[Start of Available records]

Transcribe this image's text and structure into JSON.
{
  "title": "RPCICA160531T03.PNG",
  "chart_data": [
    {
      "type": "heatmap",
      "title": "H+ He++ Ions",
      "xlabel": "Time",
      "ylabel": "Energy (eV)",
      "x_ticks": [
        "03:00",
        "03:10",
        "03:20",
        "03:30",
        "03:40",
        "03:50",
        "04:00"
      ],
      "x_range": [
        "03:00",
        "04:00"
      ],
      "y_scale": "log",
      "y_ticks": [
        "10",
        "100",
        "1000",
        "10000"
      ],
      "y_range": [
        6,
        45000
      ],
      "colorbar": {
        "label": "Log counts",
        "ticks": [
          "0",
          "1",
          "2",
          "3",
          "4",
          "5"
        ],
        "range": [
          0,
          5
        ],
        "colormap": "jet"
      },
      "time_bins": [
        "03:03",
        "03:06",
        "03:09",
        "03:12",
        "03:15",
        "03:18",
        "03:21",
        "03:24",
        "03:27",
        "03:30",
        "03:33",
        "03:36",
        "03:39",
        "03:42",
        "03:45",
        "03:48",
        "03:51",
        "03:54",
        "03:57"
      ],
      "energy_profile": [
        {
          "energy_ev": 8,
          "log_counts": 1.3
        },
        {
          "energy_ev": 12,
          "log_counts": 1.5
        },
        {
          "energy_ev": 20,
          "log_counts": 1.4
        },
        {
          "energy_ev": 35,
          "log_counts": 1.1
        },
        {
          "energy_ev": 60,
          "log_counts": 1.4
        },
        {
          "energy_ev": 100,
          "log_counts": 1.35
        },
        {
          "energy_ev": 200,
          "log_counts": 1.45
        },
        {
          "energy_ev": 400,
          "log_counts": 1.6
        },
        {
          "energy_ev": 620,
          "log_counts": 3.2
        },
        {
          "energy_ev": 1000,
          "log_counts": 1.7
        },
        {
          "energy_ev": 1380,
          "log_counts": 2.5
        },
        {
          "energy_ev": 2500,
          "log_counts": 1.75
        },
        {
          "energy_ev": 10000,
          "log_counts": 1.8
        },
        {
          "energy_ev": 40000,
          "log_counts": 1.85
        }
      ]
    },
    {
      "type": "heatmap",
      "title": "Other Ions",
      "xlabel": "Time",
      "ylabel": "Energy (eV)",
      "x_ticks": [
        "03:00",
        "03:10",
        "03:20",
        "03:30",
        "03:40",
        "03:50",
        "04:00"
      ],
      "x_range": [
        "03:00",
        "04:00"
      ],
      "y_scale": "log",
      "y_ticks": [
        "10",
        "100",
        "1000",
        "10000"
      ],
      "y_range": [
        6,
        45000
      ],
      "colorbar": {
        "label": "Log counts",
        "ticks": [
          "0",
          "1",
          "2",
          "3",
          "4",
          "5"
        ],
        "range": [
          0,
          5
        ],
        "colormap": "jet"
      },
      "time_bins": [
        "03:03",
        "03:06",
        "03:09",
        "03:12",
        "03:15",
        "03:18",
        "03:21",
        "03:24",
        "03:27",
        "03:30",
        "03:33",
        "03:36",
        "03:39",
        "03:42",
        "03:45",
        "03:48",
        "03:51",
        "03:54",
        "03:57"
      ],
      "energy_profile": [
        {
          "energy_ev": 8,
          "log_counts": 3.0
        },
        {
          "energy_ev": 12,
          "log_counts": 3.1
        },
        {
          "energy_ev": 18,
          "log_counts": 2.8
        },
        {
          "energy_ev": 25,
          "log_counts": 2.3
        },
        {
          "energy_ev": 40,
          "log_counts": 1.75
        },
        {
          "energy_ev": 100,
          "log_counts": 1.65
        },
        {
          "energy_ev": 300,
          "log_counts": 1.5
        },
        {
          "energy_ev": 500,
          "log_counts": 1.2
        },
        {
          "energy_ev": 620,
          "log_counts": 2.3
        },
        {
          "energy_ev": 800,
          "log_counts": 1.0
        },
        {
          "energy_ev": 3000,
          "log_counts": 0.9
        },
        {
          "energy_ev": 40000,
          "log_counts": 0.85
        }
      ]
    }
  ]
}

[End of Available records]

Written exercise: Repeat the records above exactly as they appear.

Right answer:
Transcribe this image's text and structure into JSON.
{
  "title": "RPCICA160531T03.PNG",
  "chart_data": [
    {
      "type": "heatmap",
      "title": "H+ He++ Ions",
      "xlabel": "Time",
      "ylabel": "Energy (eV)",
      "x_ticks": [
        "03:00",
        "03:10",
        "03:20",
        "03:30",
        "03:40",
        "03:50",
        "04:00"
      ],
      "x_range": [
        "03:00",
        "04:00"
      ],
      "y_scale": "log",
      "y_ticks": [
        "10",
        "100",
        "1000",
        "10000"
      ],
      "y_range": [
        6,
        45000
      ],
      "colorbar": {
        "label": "Log counts",
        "ticks": [
          "0",
          "1",
          "2",
          "3",
          "4",
          "5"
        ],
        "range": [
          0,
          5
        ],
        "colormap": "jet"
      },
      "time_bins": [
        "03:03",
        "03:06",
        "03:09",
        "03:12",
        "03:15",
        "03:18",
        "03:21",
        "03:24",
        "03:27",
        "03:30",
        "03:33",
        "03:36",
        "03:39",
        "03:42",
        "03:45",
        "03:48",
        "03:51",
        "03:54",
        "03:57"
      ],
      "energy_profile": [
        {
          "energy_ev": 8,
          "log_counts": 1.3
        },
        {
          "energy_ev": 12,
          "log_counts": 1.5
        },
        {
          "energy_ev": 20,
          "log_counts": 1.4
        },
        {
          "energy_ev": 35,
          "log_counts": 1.1
        },
        {
          "energy_ev": 60,
          "log_counts": 1.4
        },
        {
          "energy_ev": 100,
          "log_counts": 1.35
        },
        {
          "energy_ev": 200,
          "log_counts": 1.45
        },
        {
          "energy_ev": 400,
          "log_counts": 1.6
        },
        {
          "energy_ev": 620,
          "log_counts": 3.2
        },
        {
          "energy_ev": 1000,
          "log_counts": 1.7
        },
        {
          "energy_ev": 1380,
          "log_counts": 2.5
        },
        {
          "energy_ev": 2500,
          "log_counts": 1.75
        },
        {
          "energy_ev": 10000,
          "log_counts": 1.8
        },
        {
          "energy_ev": 40000,
          "log_counts": 1.85
        }
      ]
    },
    {
      "type": "heatmap",
      "title": "Other Ions",
      "xlabel": "Time",
      "ylabel": "Energy (eV)",
      "x_ticks": [
        "03:00",
        "03:10",
        "03:20",
        "03:30",
        "03:40",
        "03:50",
        "04:00"
      ],
      "x_range": [
        "03:00",
        "04:00"
      ],
      "y_scale": "log",
      "y_ticks": [
        "10",
        "100",
        "1000",
        "10000"
      ],
      "y_range": [
        6,
        45000
      ],
      "colorbar": {
        "label": "Log counts",
        "ticks": [
          "0",
          "1",
          "2",
          "3",
          "4",
          "5"
        ],
        "range": [
          0,
          5
        ],
        "colormap": "jet"
      },
      "time_bins": [
        "03:03",
        "03:06",
        "03:09",
        "03:12",
        "03:15",
        "03:18",
        "03:21",
        "03:24",
        "03:27",
        "03:30",
        "03:33",
        "03:36",
        "03:39",
        "03:42",
        "03:45",
        "03:48",
        "03:51",
        "03:54",
        "03:57"
      ],
      "energy_profile": [
        {
          "energy_ev": 8,
          "log_counts": 3.0
        },
        {
          "energy_ev": 12,
          "log_counts": 3.1
        },
        {
          "energy_ev": 18,
          "log_counts": 2.8
        },
        {
          "energy_ev": 25,
          "log_counts": 2.3
        },
        {
          "energy_ev": 40,
          "log_counts": 1.75
        },
        {
          "energy_ev": 100,
          "log_counts": 1.65
        },
        {
          "energy_ev": 300,
          "log_counts": 1.5
        },
        {
          "energy_ev": 500,
          "log_counts": 1.2
        },
        {
          "energy_ev": 620,
          "log_counts": 2.3
        },
        {
          "energy_ev": 800,
          "log_counts": 1.0
        },
        {
          "energy_ev": 3000,
          "log_counts": 0.9
        },
        {
          "energy_ev": 40000,
          "log_counts": 0.85
        }
      ]
    }
  ]
}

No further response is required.